## Exercise
Format the records from the line containing "y-tick-label: 16 [172,305,221,354]" through the line containing "series-line [251,213,2057,1327]", both included, as a numbered list, leaving out any blank lines.

## Extracted information
--- BEGIN ---
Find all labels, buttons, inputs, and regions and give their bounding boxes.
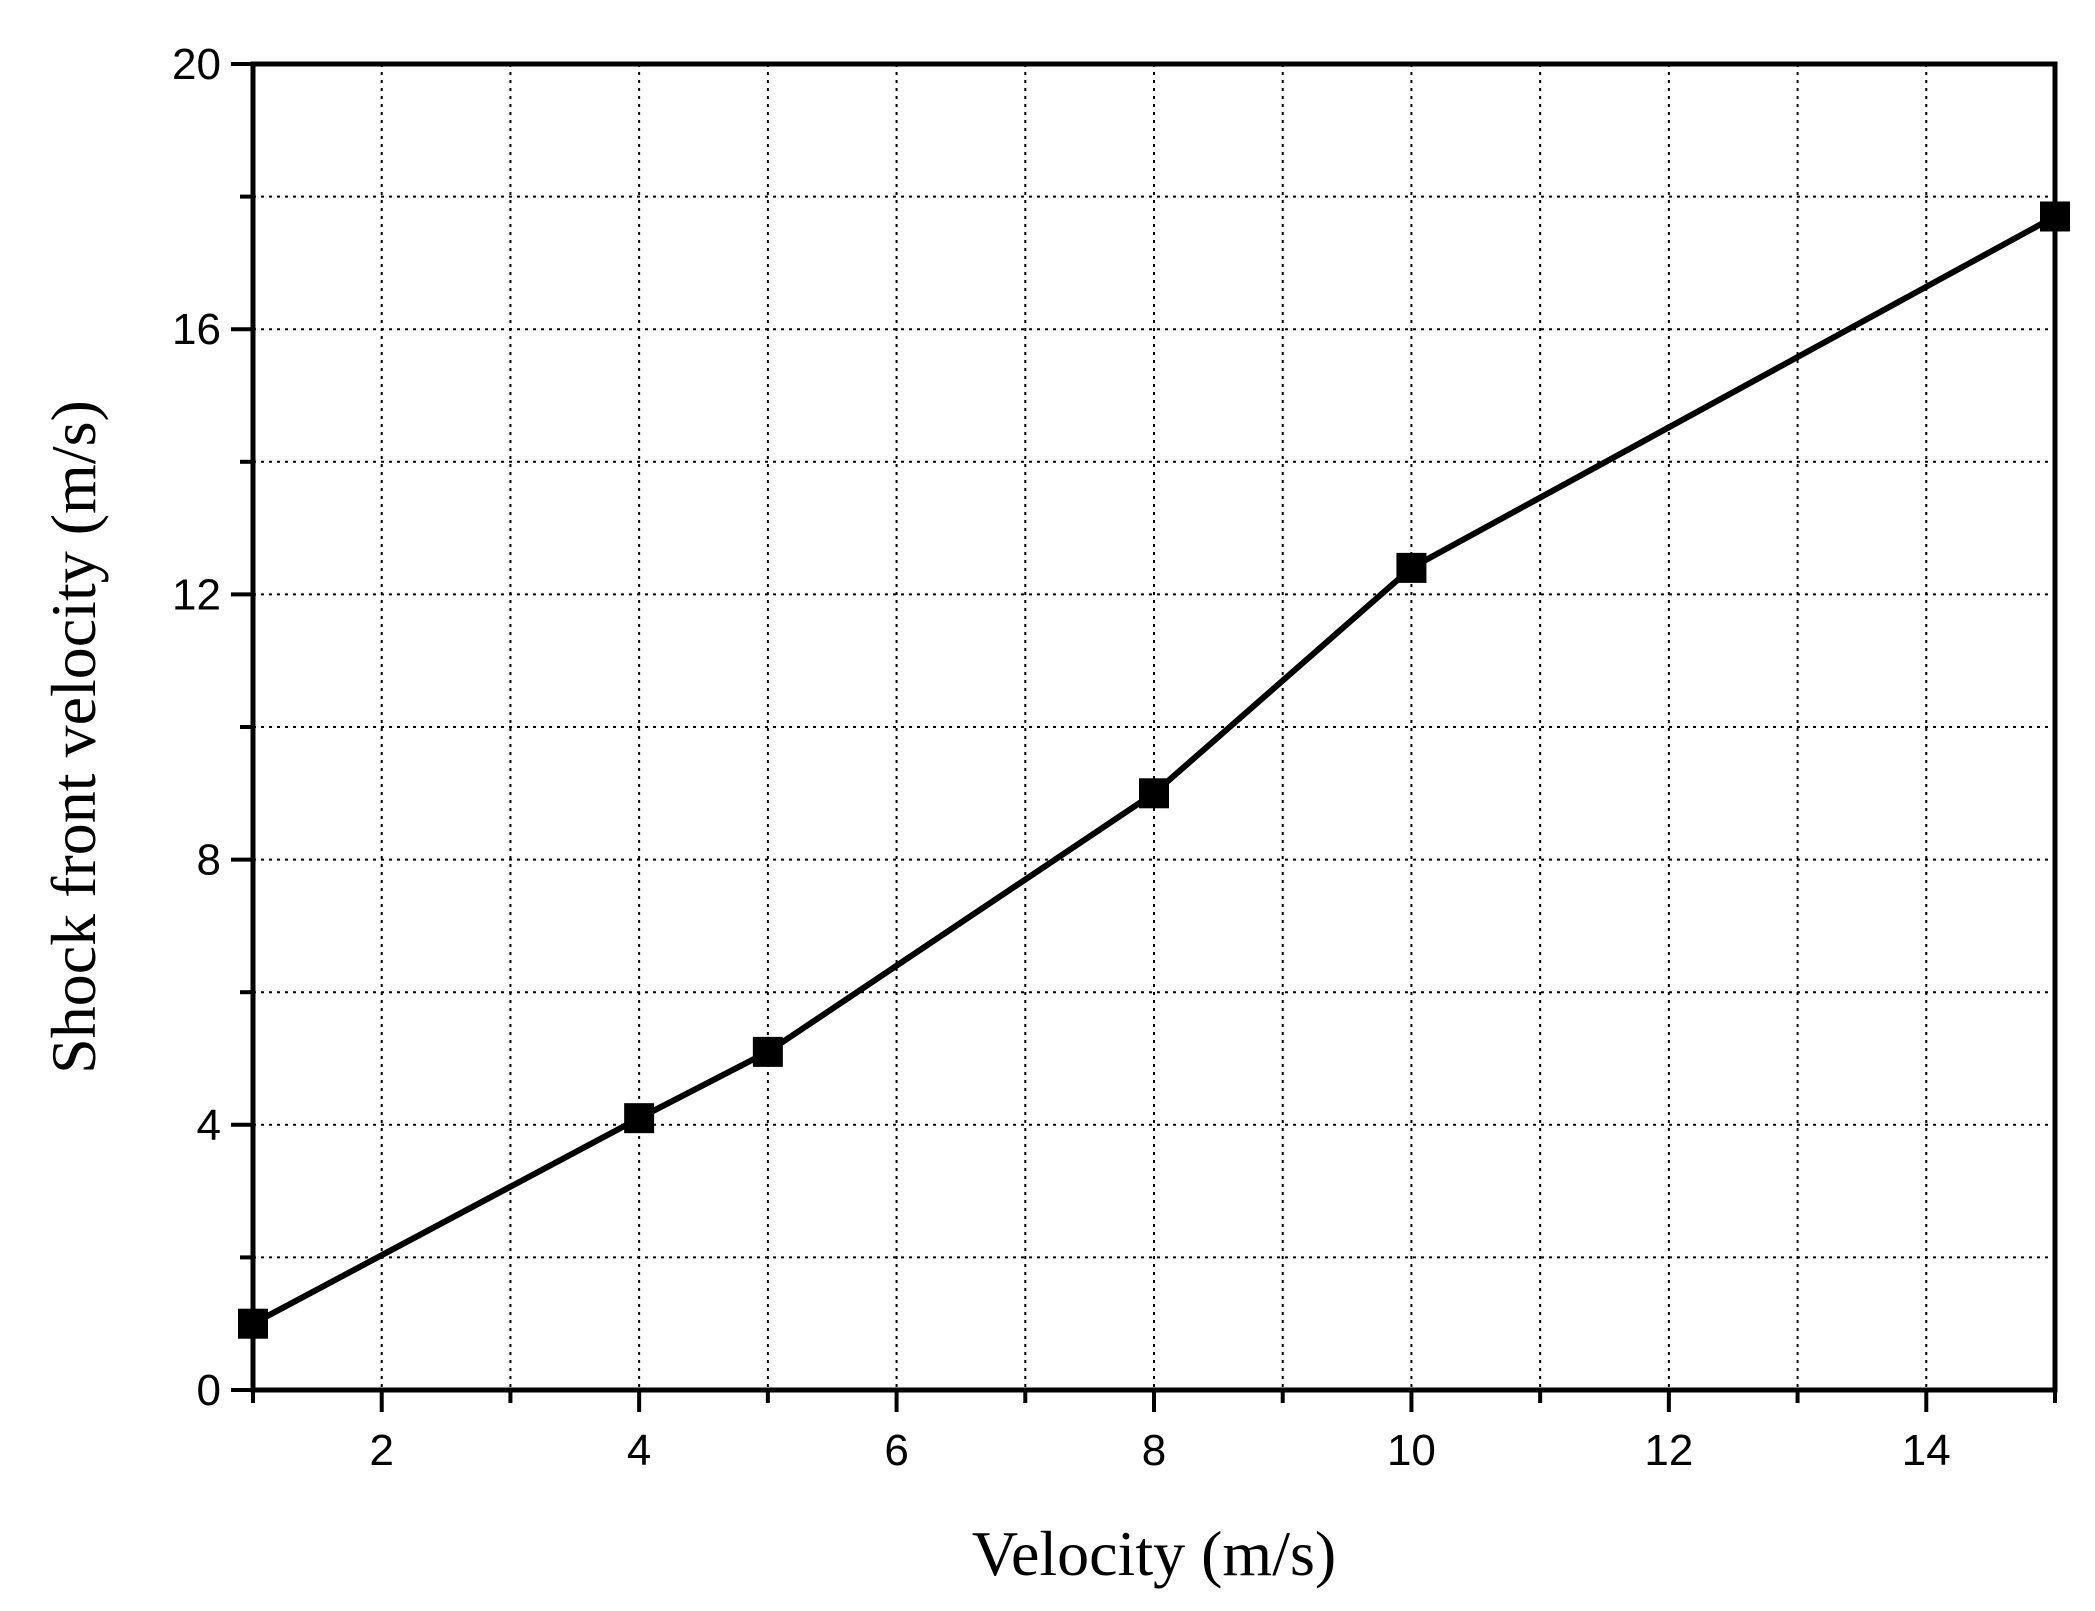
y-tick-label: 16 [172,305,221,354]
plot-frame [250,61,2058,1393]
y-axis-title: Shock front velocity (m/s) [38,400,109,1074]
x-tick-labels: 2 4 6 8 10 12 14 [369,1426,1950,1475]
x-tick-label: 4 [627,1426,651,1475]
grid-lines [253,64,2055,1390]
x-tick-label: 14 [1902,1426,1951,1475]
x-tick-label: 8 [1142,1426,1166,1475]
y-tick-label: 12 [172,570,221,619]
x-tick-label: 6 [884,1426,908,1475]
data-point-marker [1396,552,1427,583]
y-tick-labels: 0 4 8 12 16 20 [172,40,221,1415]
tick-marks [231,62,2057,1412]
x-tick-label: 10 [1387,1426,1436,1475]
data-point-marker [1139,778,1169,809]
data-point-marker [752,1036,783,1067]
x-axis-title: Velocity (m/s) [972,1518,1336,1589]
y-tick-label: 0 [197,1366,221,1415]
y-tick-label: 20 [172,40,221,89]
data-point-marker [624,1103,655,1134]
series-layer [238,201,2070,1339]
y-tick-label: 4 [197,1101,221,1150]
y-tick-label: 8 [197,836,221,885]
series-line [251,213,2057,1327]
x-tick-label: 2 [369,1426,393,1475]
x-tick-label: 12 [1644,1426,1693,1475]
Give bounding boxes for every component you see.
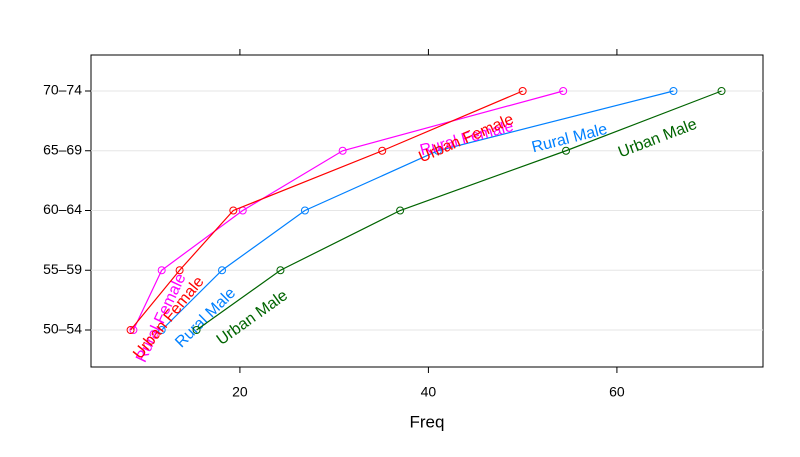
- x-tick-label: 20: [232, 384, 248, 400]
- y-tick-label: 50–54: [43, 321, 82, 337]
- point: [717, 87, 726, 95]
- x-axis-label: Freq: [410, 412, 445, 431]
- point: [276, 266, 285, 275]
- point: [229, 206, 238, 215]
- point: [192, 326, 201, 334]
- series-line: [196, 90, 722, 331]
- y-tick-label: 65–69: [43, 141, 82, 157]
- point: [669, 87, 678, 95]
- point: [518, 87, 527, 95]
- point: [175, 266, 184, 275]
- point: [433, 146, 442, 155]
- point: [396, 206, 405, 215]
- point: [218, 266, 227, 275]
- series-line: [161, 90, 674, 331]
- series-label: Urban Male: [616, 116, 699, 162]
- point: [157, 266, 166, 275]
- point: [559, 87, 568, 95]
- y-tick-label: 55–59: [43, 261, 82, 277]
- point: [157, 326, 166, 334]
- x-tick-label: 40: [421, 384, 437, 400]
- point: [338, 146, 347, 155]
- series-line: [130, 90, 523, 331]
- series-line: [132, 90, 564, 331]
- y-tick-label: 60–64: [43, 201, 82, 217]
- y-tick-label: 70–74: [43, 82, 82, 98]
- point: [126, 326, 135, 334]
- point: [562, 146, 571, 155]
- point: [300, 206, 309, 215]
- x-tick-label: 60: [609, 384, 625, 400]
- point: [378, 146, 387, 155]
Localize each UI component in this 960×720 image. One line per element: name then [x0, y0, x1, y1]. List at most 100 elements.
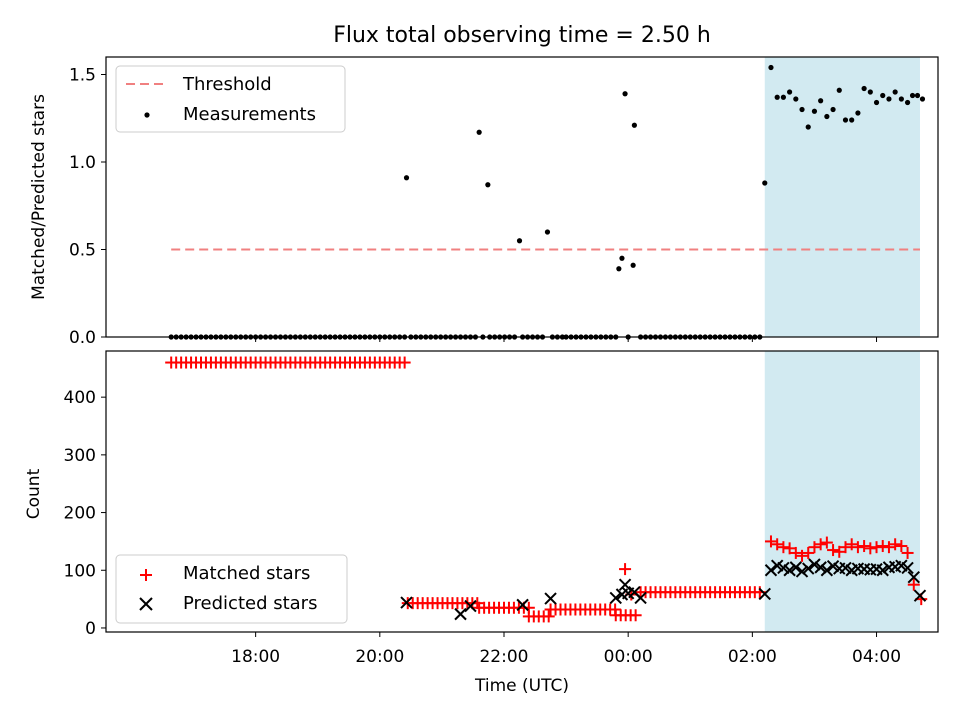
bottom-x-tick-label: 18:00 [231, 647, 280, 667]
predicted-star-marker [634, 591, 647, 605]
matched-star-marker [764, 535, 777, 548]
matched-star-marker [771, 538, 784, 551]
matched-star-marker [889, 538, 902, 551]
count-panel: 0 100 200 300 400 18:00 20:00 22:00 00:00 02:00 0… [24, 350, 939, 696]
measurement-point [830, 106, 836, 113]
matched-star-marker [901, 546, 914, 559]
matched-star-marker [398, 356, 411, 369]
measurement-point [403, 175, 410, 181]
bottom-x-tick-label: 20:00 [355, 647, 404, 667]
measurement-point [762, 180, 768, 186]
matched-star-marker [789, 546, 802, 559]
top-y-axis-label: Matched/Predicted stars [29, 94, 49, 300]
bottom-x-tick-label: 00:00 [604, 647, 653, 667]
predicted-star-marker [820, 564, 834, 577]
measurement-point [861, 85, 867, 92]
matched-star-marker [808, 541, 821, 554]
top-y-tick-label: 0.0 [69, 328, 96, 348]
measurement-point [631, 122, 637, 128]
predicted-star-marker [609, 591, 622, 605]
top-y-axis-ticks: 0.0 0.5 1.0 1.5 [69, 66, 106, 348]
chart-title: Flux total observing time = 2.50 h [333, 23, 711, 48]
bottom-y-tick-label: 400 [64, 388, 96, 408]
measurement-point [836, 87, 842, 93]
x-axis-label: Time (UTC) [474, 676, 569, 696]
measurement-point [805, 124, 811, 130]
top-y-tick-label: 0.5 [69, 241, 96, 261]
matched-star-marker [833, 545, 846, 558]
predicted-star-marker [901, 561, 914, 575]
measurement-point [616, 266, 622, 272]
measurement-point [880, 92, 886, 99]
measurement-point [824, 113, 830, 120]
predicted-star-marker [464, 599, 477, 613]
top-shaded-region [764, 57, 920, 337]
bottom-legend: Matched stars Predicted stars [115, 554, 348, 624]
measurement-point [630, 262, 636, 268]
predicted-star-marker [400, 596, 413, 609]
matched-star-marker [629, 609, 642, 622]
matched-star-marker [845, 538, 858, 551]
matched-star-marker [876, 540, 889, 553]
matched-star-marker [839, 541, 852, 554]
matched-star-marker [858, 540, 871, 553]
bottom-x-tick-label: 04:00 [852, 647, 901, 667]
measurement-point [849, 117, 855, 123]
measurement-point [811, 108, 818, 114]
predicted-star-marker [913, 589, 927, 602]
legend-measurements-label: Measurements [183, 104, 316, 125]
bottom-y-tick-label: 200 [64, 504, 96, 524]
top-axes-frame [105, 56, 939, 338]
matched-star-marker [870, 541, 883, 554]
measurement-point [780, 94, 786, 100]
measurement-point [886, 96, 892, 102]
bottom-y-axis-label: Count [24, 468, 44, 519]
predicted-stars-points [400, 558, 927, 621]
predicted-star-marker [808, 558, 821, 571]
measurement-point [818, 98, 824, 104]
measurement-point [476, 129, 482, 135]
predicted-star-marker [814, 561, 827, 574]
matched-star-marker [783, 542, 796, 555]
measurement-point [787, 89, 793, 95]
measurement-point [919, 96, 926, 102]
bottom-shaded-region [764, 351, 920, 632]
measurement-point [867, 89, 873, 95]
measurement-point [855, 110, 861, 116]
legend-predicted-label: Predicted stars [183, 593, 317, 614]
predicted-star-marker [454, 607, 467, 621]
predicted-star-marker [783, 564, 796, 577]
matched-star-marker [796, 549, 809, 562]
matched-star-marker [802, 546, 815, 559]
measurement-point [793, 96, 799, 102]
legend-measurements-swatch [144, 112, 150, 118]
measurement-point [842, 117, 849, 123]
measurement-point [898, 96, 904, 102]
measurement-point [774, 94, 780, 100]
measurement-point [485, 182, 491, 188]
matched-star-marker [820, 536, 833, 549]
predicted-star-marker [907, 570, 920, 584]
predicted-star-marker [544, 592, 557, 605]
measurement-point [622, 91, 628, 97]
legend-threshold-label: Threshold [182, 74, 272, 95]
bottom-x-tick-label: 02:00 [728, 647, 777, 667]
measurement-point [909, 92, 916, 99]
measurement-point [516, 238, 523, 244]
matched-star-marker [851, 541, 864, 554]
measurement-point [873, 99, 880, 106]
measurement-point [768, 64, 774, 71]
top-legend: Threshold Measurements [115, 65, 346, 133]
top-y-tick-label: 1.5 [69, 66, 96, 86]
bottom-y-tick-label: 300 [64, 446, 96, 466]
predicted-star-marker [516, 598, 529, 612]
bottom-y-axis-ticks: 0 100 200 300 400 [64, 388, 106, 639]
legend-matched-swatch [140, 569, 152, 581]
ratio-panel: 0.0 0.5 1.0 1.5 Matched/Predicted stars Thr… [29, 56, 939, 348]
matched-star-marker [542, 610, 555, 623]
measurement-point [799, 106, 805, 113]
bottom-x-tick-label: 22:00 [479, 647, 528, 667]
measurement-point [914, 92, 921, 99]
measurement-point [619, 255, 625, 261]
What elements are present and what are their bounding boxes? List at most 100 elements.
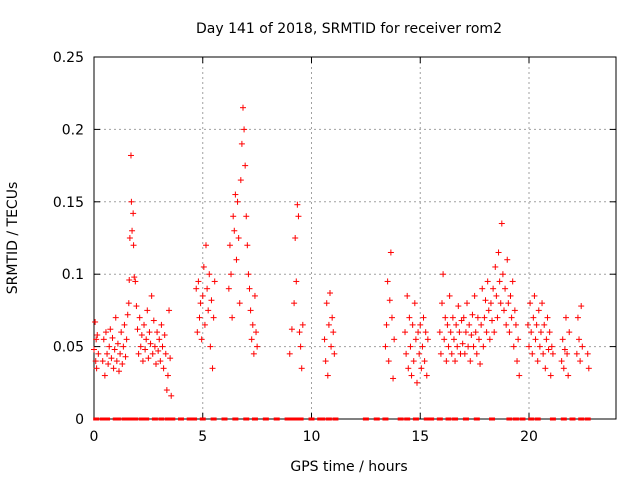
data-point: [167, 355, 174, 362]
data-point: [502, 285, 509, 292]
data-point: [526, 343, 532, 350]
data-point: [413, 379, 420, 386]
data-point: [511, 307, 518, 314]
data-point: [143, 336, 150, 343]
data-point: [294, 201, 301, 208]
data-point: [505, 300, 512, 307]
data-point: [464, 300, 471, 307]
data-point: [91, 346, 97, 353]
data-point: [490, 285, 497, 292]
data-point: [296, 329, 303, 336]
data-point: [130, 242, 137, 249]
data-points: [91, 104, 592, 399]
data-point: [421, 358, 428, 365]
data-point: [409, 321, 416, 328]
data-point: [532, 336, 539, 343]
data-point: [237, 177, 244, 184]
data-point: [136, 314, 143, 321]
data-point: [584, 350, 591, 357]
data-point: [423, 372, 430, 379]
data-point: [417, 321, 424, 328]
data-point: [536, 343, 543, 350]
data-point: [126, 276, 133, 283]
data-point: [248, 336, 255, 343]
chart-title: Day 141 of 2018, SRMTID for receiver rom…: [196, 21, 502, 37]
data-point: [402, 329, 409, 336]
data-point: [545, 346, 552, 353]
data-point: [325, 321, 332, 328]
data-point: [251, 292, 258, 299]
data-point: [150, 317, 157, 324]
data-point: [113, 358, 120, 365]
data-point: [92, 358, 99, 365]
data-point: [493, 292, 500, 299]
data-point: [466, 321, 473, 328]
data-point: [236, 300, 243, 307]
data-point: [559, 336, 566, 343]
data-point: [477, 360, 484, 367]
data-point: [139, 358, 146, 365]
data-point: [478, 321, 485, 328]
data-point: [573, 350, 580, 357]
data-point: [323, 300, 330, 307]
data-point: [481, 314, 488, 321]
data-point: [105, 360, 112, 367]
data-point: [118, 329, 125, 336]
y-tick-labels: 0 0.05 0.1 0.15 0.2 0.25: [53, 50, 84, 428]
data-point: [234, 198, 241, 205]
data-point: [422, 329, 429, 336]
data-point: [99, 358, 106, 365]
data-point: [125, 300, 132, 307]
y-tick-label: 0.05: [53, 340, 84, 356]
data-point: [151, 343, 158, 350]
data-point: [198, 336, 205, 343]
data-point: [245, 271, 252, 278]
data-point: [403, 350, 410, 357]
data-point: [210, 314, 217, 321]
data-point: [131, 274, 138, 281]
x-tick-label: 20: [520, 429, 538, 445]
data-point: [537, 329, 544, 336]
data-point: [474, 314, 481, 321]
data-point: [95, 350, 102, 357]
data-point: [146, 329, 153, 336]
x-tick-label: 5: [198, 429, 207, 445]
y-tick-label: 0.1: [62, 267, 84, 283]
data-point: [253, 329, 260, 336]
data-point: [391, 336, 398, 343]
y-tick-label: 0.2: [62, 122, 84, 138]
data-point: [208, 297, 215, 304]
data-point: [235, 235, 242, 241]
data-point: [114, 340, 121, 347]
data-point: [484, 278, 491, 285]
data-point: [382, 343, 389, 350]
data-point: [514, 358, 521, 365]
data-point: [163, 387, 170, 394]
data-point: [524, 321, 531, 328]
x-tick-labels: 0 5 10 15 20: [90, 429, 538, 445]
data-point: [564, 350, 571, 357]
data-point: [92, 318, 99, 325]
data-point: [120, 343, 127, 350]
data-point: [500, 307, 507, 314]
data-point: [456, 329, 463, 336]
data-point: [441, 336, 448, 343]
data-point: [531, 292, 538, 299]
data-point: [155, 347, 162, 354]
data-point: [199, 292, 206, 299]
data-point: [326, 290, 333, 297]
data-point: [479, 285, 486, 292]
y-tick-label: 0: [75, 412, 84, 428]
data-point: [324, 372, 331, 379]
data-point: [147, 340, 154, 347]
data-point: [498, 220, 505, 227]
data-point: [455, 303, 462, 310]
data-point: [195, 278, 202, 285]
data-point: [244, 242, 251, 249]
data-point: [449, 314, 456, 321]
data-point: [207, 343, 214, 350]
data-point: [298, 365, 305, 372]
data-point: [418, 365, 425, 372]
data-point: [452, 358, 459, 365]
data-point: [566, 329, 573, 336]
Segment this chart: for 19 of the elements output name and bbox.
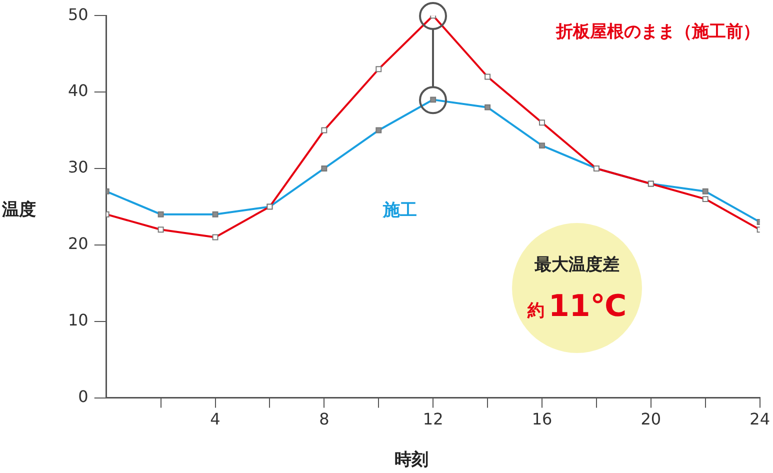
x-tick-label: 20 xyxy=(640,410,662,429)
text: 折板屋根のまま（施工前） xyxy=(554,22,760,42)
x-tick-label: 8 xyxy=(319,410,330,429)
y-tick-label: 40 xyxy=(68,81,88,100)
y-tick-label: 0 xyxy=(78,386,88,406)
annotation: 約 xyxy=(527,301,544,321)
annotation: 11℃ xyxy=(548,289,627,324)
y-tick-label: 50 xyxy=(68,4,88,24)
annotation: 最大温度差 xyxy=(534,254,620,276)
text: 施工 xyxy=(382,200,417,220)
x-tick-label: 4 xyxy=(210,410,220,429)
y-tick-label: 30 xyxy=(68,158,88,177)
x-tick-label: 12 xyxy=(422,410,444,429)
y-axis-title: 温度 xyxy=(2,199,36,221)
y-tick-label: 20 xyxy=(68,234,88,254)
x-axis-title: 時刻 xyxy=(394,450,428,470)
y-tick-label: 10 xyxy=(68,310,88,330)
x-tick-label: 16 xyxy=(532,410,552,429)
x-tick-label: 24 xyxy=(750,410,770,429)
--- END ---
## Answer to the exercise
1. y-tick-label: 16 [172,305,221,354]
2. plot-frame [250,61,2058,1393]
3. y-axis-title: Shock front velocity (m/s) [38,400,109,1074]
4. x-tick-labels: 2 4 6 8 10 12 14 [369,1426,1950,1475]
5. x-tick-label: 4 [627,1426,651,1475]
6. grid-lines [253,64,2055,1390]
7. x-tick-label: 14 [1902,1426,1951,1475]
8. x-tick-label: 8 [1142,1426,1166,1475]
9. y-tick-label: 12 [172,570,221,619]
10. x-tick-label: 6 [884,1426,908,1475]
11. data-point-marker [1396,552,1427,583]
12. y-tick-labels: 0 4 8 12 16 20 [172,40,221,1415]
13. tick-marks [231,62,2057,1412]
14. x-tick-label: 10 [1387,1426,1436,1475]
15. data-point-marker [1139,778,1169,809]
16. data-point-marker [752,1036,783,1067]
17. x-axis-title: Velocity (m/s) [972,1518,1336,1589]
18. y-tick-label: 0 [197,1366,221,1415]
19. y-tick-label: 20 [172,40,221,89]
20. data-point-marker [624,1103,655,1134]
21. series-layer [238,201,2070,1339]
22. y-tick-label: 4 [197,1101,221,1150]
23. y-tick-label: 8 [197,836,221,885]
24. series-line [251,213,2057,1327]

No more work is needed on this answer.